[What the task asks]
Return the records exactly as they are.

[start of Provided data]

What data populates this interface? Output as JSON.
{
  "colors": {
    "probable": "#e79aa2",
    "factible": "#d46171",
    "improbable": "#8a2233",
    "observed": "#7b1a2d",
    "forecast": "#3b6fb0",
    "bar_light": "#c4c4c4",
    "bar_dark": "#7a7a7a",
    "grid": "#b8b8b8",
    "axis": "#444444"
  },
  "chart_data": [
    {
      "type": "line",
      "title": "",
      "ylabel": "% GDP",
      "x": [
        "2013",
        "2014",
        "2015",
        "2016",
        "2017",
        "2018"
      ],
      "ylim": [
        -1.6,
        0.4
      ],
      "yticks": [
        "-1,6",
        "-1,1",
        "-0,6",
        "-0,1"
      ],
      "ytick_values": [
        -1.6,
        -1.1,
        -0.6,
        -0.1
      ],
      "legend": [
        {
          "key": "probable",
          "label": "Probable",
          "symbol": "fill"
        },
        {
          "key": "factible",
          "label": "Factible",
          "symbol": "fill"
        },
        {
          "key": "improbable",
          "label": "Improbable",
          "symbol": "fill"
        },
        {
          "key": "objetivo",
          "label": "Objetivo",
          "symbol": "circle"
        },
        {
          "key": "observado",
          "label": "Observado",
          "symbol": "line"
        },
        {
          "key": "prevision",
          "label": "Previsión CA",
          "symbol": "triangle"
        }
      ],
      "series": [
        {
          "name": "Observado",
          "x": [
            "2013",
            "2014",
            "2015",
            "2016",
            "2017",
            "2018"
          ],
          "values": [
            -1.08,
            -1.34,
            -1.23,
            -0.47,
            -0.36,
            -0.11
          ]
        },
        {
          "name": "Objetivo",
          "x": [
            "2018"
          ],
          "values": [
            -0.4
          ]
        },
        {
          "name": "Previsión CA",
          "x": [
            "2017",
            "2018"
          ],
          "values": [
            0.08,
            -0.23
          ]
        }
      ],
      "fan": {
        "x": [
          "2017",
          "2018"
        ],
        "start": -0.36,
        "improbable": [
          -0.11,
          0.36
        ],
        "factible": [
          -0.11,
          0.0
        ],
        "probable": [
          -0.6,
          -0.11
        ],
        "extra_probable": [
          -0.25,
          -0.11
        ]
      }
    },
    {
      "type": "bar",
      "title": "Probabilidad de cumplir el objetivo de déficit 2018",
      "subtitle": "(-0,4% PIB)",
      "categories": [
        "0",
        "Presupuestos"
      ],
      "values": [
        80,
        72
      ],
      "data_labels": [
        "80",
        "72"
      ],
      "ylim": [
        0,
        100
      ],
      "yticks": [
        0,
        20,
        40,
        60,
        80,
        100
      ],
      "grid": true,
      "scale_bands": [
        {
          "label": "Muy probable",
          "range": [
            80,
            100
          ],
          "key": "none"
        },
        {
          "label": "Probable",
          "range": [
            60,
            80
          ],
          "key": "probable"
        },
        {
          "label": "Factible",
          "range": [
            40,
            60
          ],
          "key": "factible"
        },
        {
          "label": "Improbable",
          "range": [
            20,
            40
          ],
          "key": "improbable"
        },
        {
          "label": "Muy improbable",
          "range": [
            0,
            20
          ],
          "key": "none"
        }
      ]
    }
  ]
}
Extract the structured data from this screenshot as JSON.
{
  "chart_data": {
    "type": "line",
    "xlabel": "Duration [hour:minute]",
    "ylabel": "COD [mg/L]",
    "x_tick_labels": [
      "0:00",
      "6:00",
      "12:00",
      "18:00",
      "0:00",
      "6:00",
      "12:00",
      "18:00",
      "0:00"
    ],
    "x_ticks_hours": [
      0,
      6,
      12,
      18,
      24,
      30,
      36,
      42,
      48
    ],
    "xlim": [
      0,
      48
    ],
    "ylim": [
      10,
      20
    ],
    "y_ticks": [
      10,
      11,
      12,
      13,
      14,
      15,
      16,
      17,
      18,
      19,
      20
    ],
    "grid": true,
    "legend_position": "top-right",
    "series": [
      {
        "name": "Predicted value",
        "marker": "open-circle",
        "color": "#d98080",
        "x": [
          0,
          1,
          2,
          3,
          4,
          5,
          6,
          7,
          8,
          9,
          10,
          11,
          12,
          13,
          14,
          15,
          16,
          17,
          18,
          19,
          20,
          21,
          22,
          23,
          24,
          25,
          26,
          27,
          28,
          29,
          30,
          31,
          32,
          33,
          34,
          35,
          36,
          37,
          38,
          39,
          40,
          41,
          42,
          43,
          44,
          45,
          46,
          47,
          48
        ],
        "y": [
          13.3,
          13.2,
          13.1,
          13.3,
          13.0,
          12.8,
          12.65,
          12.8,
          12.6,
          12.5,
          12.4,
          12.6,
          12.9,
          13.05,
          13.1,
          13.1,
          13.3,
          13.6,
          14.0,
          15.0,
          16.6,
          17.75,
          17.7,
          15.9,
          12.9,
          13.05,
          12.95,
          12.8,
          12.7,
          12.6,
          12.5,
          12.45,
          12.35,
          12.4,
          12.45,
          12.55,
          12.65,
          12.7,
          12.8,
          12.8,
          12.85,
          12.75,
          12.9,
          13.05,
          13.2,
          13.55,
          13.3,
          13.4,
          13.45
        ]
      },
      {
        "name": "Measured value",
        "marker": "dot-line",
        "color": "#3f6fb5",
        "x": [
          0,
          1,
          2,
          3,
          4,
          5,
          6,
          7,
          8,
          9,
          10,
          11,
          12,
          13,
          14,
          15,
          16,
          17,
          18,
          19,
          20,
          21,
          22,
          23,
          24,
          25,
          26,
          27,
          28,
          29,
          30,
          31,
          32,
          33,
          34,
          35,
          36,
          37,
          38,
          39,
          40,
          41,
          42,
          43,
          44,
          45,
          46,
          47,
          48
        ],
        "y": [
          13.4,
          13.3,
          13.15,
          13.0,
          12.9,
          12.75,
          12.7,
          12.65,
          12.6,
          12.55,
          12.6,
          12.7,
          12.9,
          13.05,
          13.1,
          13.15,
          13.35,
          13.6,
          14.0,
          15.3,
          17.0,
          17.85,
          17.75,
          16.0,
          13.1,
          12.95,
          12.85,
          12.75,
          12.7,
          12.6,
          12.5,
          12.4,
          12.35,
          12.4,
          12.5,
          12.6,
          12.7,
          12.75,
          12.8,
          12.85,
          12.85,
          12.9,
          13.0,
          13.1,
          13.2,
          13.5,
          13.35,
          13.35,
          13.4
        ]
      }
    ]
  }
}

[end of Provided data]

[Full output]
What data populates this interface? Output as JSON.
{
  "colors": {
    "probable": "#e79aa2",
    "factible": "#d46171",
    "improbable": "#8a2233",
    "observed": "#7b1a2d",
    "forecast": "#3b6fb0",
    "bar_light": "#c4c4c4",
    "bar_dark": "#7a7a7a",
    "grid": "#b8b8b8",
    "axis": "#444444"
  },
  "chart_data": [
    {
      "type": "line",
      "title": "",
      "ylabel": "% GDP",
      "x": [
        "2013",
        "2014",
        "2015",
        "2016",
        "2017",
        "2018"
      ],
      "ylim": [
        -1.6,
        0.4
      ],
      "yticks": [
        "-1,6",
        "-1,1",
        "-0,6",
        "-0,1"
      ],
      "ytick_values": [
        -1.6,
        -1.1,
        -0.6,
        -0.1
      ],
      "legend": [
        {
          "key": "probable",
          "label": "Probable",
          "symbol": "fill"
        },
        {
          "key": "factible",
          "label": "Factible",
          "symbol": "fill"
        },
        {
          "key": "improbable",
          "label": "Improbable",
          "symbol": "fill"
        },
        {
          "key": "objetivo",
          "label": "Objetivo",
          "symbol": "circle"
        },
        {
          "key": "observado",
          "label": "Observado",
          "symbol": "line"
        },
        {
          "key": "prevision",
          "label": "Previsión CA",
          "symbol": "triangle"
        }
      ],
      "series": [
        {
          "name": "Observado",
          "x": [
            "2013",
            "2014",
            "2015",
            "2016",
            "2017",
            "2018"
          ],
          "values": [
            -1.08,
            -1.34,
            -1.23,
            -0.47,
            -0.36,
            -0.11
          ]
        },
        {
          "name": "Objetivo",
          "x": [
            "2018"
          ],
          "values": [
            -0.4
          ]
        },
        {
          "name": "Previsión CA",
          "x": [
            "2017",
            "2018"
          ],
          "values": [
            0.08,
            -0.23
          ]
        }
      ],
      "fan": {
        "x": [
          "2017",
          "2018"
        ],
        "start": -0.36,
        "improbable": [
          -0.11,
          0.36
        ],
        "factible": [
          -0.11,
          0.0
        ],
        "probable": [
          -0.6,
          -0.11
        ],
        "extra_probable": [
          -0.25,
          -0.11
        ]
      }
    },
    {
      "type": "bar",
      "title": "Probabilidad de cumplir el objetivo de déficit 2018",
      "subtitle": "(-0,4% PIB)",
      "categories": [
        "0",
        "Presupuestos"
      ],
      "values": [
        80,
        72
      ],
      "data_labels": [
        "80",
        "72"
      ],
      "ylim": [
        0,
        100
      ],
      "yticks": [
        0,
        20,
        40,
        60,
        80,
        100
      ],
      "grid": true,
      "scale_bands": [
        {
          "label": "Muy probable",
          "range": [
            80,
            100
          ],
          "key": "none"
        },
        {
          "label": "Probable",
          "range": [
            60,
            80
          ],
          "key": "probable"
        },
        {
          "label": "Factible",
          "range": [
            40,
            60
          ],
          "key": "factible"
        },
        {
          "label": "Improbable",
          "range": [
            20,
            40
          ],
          "key": "improbable"
        },
        {
          "label": "Muy improbable",
          "range": [
            0,
            20
          ],
          "key": "none"
        }
      ]
    }
  ]
}
Extract the structured data from this screenshot as JSON.
{
  "chart_data": {
    "type": "line",
    "xlabel": "Duration [hour:minute]",
    "ylabel": "COD [mg/L]",
    "x_tick_labels": [
      "0:00",
      "6:00",
      "12:00",
      "18:00",
      "0:00",
      "6:00",
      "12:00",
      "18:00",
      "0:00"
    ],
    "x_ticks_hours": [
      0,
      6,
      12,
      18,
      24,
      30,
      36,
      42,
      48
    ],
    "xlim": [
      0,
      48
    ],
    "ylim": [
      10,
      20
    ],
    "y_ticks": [
      10,
      11,
      12,
      13,
      14,
      15,
      16,
      17,
      18,
      19,
      20
    ],
    "grid": true,
    "legend_position": "top-right",
    "series": [
      {
        "name": "Predicted value",
        "marker": "open-circle",
        "color": "#d98080",
        "x": [
          0,
          1,
          2,
          3,
          4,
          5,
          6,
          7,
          8,
          9,
          10,
          11,
          12,
          13,
          14,
          15,
          16,
          17,
          18,
          19,
          20,
          21,
          22,
          23,
          24,
          25,
          26,
          27,
          28,
          29,
          30,
          31,
          32,
          33,
          34,
          35,
          36,
          37,
          38,
          39,
          40,
          41,
          42,
          43,
          44,
          45,
          46,
          47,
          48
        ],
        "y": [
          13.3,
          13.2,
          13.1,
          13.3,
          13.0,
          12.8,
          12.65,
          12.8,
          12.6,
          12.5,
          12.4,
          12.6,
          12.9,
          13.05,
          13.1,
          13.1,
          13.3,
          13.6,
          14.0,
          15.0,
          16.6,
          17.75,
          17.7,
          15.9,
          12.9,
          13.05,
          12.95,
          12.8,
          12.7,
          12.6,
          12.5,
          12.45,
          12.35,
          12.4,
          12.45,
          12.55,
          12.65,
          12.7,
          12.8,
          12.8,
          12.85,
          12.75,
          12.9,
          13.05,
          13.2,
          13.55,
          13.3,
          13.4,
          13.45
        ]
      },
      {
        "name": "Measured value",
        "marker": "dot-line",
        "color": "#3f6fb5",
        "x": [
          0,
          1,
          2,
          3,
          4,
          5,
          6,
          7,
          8,
          9,
          10,
          11,
          12,
          13,
          14,
          15,
          16,
          17,
          18,
          19,
          20,
          21,
          22,
          23,
          24,
          25,
          26,
          27,
          28,
          29,
          30,
          31,
          32,
          33,
          34,
          35,
          36,
          37,
          38,
          39,
          40,
          41,
          42,
          43,
          44,
          45,
          46,
          47,
          48
        ],
        "y": [
          13.4,
          13.3,
          13.15,
          13.0,
          12.9,
          12.75,
          12.7,
          12.65,
          12.6,
          12.55,
          12.6,
          12.7,
          12.9,
          13.05,
          13.1,
          13.15,
          13.35,
          13.6,
          14.0,
          15.3,
          17.0,
          17.85,
          17.75,
          16.0,
          13.1,
          12.95,
          12.85,
          12.75,
          12.7,
          12.6,
          12.5,
          12.4,
          12.35,
          12.4,
          12.5,
          12.6,
          12.7,
          12.75,
          12.8,
          12.85,
          12.85,
          12.9,
          13.0,
          13.1,
          13.2,
          13.5,
          13.35,
          13.35,
          13.4
        ]
      }
    ]
  }
}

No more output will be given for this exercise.